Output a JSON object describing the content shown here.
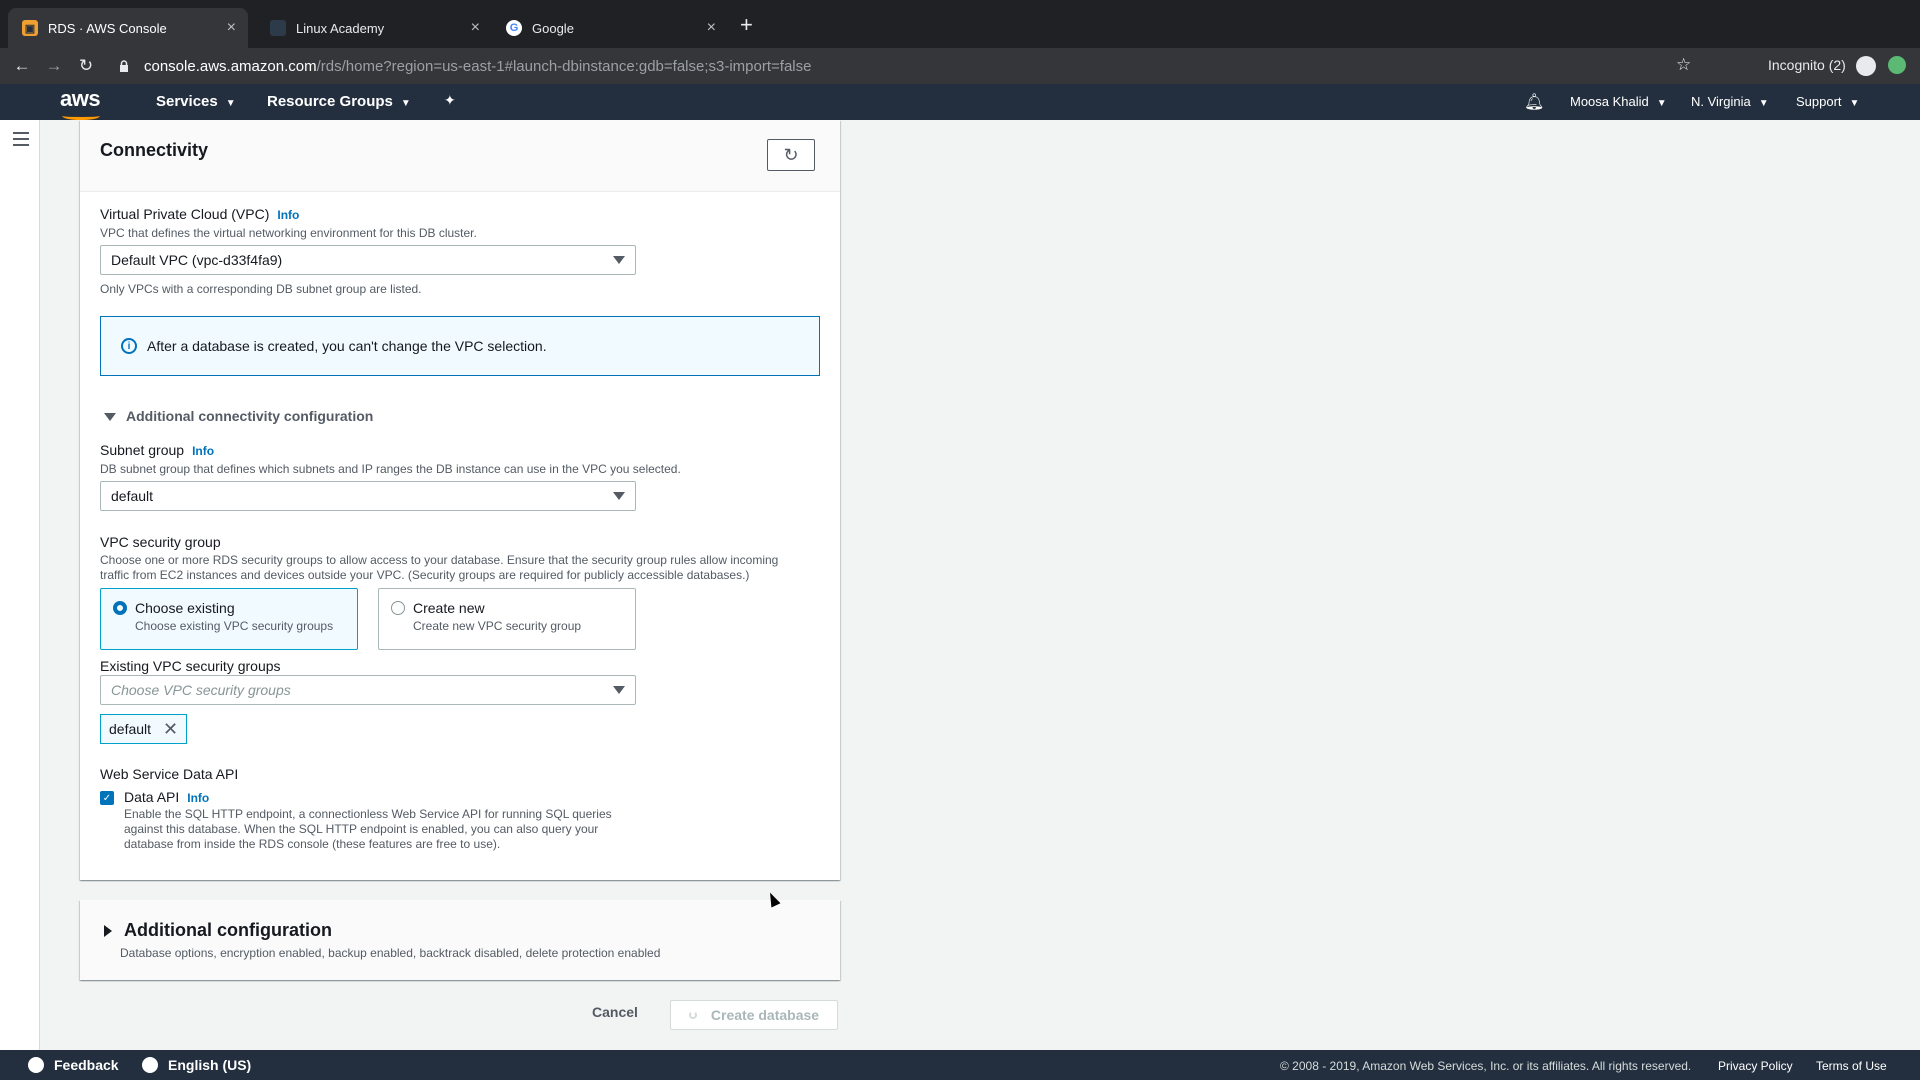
{
  "browser": {
    "tabs": [
      {
        "label": "RDS · AWS Console",
        "active": true
      },
      {
        "label": "Linux Academy",
        "active": false
      },
      {
        "label": "Google",
        "active": false
      }
    ],
    "url_host": "console.aws.amazon.com",
    "url_path": "/rds/home?region=us-east-1#launch-dbinstance:gdb=false;s3-import=false",
    "incognito": "Incognito (2)"
  },
  "awsnav": {
    "services": "Services",
    "resource_groups": "Resource Groups",
    "user": "Moosa Khalid",
    "region": "N. Virginia",
    "support": "Support"
  },
  "connectivity": {
    "title": "Connectivity",
    "vpc_label": "Virtual Private Cloud (VPC)",
    "info": "Info",
    "vpc_desc": "VPC that defines the virtual networking environment for this DB cluster.",
    "vpc_value": "Default VPC (vpc-d33f4fa9)",
    "vpc_note": "Only VPCs with a corresponding DB subnet group are listed.",
    "alert": "After a database is created, you can't change the VPC selection.",
    "additional": "Additional connectivity configuration",
    "subnet_label": "Subnet group",
    "subnet_desc": "DB subnet group that defines which subnets and IP ranges the DB instance can use in the VPC you selected.",
    "subnet_value": "default",
    "sg_label": "VPC security group",
    "sg_desc": "Choose one or more RDS security groups to allow access to your database. Ensure that the security group rules allow incoming traffic from EC2 instances and devices outside your VPC. (Security groups are required for publicly accessible databases.)",
    "choose_existing": "Choose existing",
    "choose_existing_desc": "Choose existing VPC security groups",
    "create_new": "Create new",
    "create_new_desc": "Create new VPC security group",
    "existing_label": "Existing VPC security groups",
    "existing_placeholder": "Choose VPC security groups",
    "token": "default",
    "web_label": "Web Service Data API",
    "data_api": "Data API",
    "data_api_desc": "Enable the SQL HTTP endpoint, a connectionless Web Service API for running SQL queries against this database. When the SQL HTTP endpoint is enabled, you can also query your database from inside the RDS console (these features are free to use)."
  },
  "additional_config": {
    "title": "Additional configuration",
    "desc": "Database options, encryption enabled, backup enabled, backtrack disabled, delete protection enabled"
  },
  "actions": {
    "cancel": "Cancel",
    "create": "Create database"
  },
  "footer": {
    "feedback": "Feedback",
    "language": "English (US)",
    "copyright": "© 2008 - 2019, Amazon Web Services, Inc. or its affiliates. All rights reserved.",
    "privacy": "Privacy Policy",
    "terms": "Terms of Use"
  }
}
================================
• **Required task**
Filter the records for lines holding the string "that". Copy each one.

• **Written solution**
    "vpc_desc": "VPC that defines the virtual networking environment for this DB cluster.",
    "subnet_desc": "DB subnet group that defines which subnets and IP ranges the DB instance can use in the VPC you selected.",
    "sg_desc": "Choose one or more RDS security groups to allow access to your database. Ensure that the security group rules allow incoming traffic from EC2 instances and devices outside your VPC. (Security groups are required for publicly accessible databases.)",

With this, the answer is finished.